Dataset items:

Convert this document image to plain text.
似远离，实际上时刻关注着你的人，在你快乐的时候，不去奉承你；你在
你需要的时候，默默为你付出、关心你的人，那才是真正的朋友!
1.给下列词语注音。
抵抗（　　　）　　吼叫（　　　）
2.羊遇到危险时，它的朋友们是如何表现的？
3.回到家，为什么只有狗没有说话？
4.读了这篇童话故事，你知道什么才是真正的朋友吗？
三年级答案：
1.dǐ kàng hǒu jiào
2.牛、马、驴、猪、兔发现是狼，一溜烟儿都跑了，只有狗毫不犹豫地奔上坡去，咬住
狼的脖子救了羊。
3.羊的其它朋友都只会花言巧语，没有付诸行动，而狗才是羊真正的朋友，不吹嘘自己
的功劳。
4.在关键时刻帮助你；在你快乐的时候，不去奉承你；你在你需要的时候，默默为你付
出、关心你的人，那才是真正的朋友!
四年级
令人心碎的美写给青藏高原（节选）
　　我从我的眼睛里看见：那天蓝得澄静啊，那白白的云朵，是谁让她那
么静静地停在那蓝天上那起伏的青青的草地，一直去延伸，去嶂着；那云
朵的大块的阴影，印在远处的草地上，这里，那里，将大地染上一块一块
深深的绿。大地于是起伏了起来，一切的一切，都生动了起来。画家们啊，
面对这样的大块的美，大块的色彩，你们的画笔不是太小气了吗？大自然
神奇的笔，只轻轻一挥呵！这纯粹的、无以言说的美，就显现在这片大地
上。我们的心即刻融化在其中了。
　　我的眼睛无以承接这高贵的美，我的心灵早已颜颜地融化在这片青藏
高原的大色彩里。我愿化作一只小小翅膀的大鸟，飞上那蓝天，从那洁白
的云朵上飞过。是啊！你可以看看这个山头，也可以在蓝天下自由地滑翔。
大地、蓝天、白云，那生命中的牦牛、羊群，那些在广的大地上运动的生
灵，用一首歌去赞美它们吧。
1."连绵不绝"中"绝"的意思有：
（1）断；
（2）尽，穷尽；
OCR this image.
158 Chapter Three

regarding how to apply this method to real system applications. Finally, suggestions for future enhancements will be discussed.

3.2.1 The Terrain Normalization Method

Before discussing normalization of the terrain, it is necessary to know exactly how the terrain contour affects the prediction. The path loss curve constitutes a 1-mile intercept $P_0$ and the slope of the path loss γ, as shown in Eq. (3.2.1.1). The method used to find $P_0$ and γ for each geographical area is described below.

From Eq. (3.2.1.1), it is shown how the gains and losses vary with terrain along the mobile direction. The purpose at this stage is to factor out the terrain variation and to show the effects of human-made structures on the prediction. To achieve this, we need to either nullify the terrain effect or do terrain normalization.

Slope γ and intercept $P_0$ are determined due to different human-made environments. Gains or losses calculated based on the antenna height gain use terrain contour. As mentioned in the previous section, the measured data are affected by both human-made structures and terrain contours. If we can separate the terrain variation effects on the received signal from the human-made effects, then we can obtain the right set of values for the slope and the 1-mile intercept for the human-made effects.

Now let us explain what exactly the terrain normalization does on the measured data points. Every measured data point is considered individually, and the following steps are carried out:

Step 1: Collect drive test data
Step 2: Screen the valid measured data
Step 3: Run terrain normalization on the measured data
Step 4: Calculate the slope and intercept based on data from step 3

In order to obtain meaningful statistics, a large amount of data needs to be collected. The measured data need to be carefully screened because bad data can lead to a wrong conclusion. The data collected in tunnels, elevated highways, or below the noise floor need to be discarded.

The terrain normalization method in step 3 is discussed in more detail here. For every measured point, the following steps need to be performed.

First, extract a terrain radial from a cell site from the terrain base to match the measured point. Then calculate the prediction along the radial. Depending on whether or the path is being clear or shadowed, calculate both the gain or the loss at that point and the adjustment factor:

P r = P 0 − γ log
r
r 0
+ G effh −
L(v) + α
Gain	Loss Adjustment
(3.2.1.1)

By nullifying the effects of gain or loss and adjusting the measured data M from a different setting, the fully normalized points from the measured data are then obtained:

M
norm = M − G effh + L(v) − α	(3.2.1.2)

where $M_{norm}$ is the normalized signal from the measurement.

> [Objective]
Please repeat the material above, word for word and in full.

> [Task solution]
Convert this document image to plain text.
似远离，实际上时刻关注着你的人，在你快乐的时候，不去奉承你；你在
你需要的时候，默默为你付出、关心你的人，那才是真正的朋友!
1.给下列词语注音。
抵抗（　　　）　　吼叫（　　　）
2.羊遇到危险时，它的朋友们是如何表现的？
3.回到家，为什么只有狗没有说话？
4.读了这篇童话故事，你知道什么才是真正的朋友吗？
三年级答案：
1.dǐ kàng hǒu jiào
2.牛、马、驴、猪、兔发现是狼，一溜烟儿都跑了，只有狗毫不犹豫地奔上坡去，咬住
狼的脖子救了羊。
3.羊的其它朋友都只会花言巧语，没有付诸行动，而狗才是羊真正的朋友，不吹嘘自己
的功劳。
4.在关键时刻帮助你；在你快乐的时候，不去奉承你；你在你需要的时候，默默为你付
出、关心你的人，那才是真正的朋友!
四年级
令人心碎的美写给青藏高原（节选）
　　我从我的眼睛里看见：那天蓝得澄静啊，那白白的云朵，是谁让她那
么静静地停在那蓝天上那起伏的青青的草地，一直去延伸，去嶂着；那云
朵的大块的阴影，印在远处的草地上，这里，那里，将大地染上一块一块
深深的绿。大地于是起伏了起来，一切的一切，都生动了起来。画家们啊，
面对这样的大块的美，大块的色彩，你们的画笔不是太小气了吗？大自然
神奇的笔，只轻轻一挥呵！这纯粹的、无以言说的美，就显现在这片大地
上。我们的心即刻融化在其中了。
　　我的眼睛无以承接这高贵的美，我的心灵早已颜颜地融化在这片青藏
高原的大色彩里。我愿化作一只小小翅膀的大鸟，飞上那蓝天，从那洁白
的云朵上飞过。是啊！你可以看看这个山头，也可以在蓝天下自由地滑翔。
大地、蓝天、白云，那生命中的牦牛、羊群，那些在广的大地上运动的生
灵，用一首歌去赞美它们吧。
1."连绵不绝"中"绝"的意思有：
（1）断；
（2）尽，穷尽；
OCR this image.
158 Chapter Three

regarding how to apply this method to real system applications. Finally, suggestions for future enhancements will be discussed.

3.2.1 The Terrain Normalization Method

Before discussing normalization of the terrain, it is necessary to know exactly how the terrain contour affects the prediction. The path loss curve constitutes a 1-mile intercept $P_0$ and the slope of the path loss γ, as shown in Eq. (3.2.1.1). The method used to find $P_0$ and γ for each geographical area is described below.

From Eq. (3.2.1.1), it is shown how the gains and losses vary with terrain along the mobile direction. The purpose at this stage is to factor out the terrain variation and to show the effects of human-made structures on the prediction. To achieve this, we need to either nullify the terrain effect or do terrain normalization.

Slope γ and intercept $P_0$ are determined due to different human-made environments. Gains or losses calculated based on the antenna height gain use terrain contour. As mentioned in the previous section, the measured data are affected by both human-made structures and terrain contours. If we can separate the terrain variation effects on the received signal from the human-made effects, then we can obtain the right set of values for the slope and the 1-mile intercept for the human-made effects.

Now let us explain what exactly the terrain normalization does on the measured data points. Every measured data point is considered individually, and the following steps are carried out:

Step 1: Collect drive test data
Step 2: Screen the valid measured data
Step 3: Run terrain normalization on the measured data
Step 4: Calculate the slope and intercept based on data from step 3

In order to obtain meaningful statistics, a large amount of data needs to be collected. The measured data need to be carefully screened because bad data can lead to a wrong conclusion. The data collected in tunnels, elevated highways, or below the noise floor need to be discarded.

The terrain normalization method in step 3 is discussed in more detail here. For every measured point, the following steps need to be performed.

First, extract a terrain radial from a cell site from the terrain base to match the measured point. Then calculate the prediction along the radial. Depending on whether or the path is being clear or shadowed, calculate both the gain or the loss at that point and the adjustment factor:

P r = P 0 − γ log
r
r 0
+ G effh −
L(v) + α
Gain	Loss Adjustment
(3.2.1.1)

By nullifying the effects of gain or loss and adjusting the measured data M from a different setting, the fully normalized points from the measured data are then obtained:

M
norm = M − G effh + L(v) − α	(3.2.1.2)

where $M_{norm}$ is the normalized signal from the measurement.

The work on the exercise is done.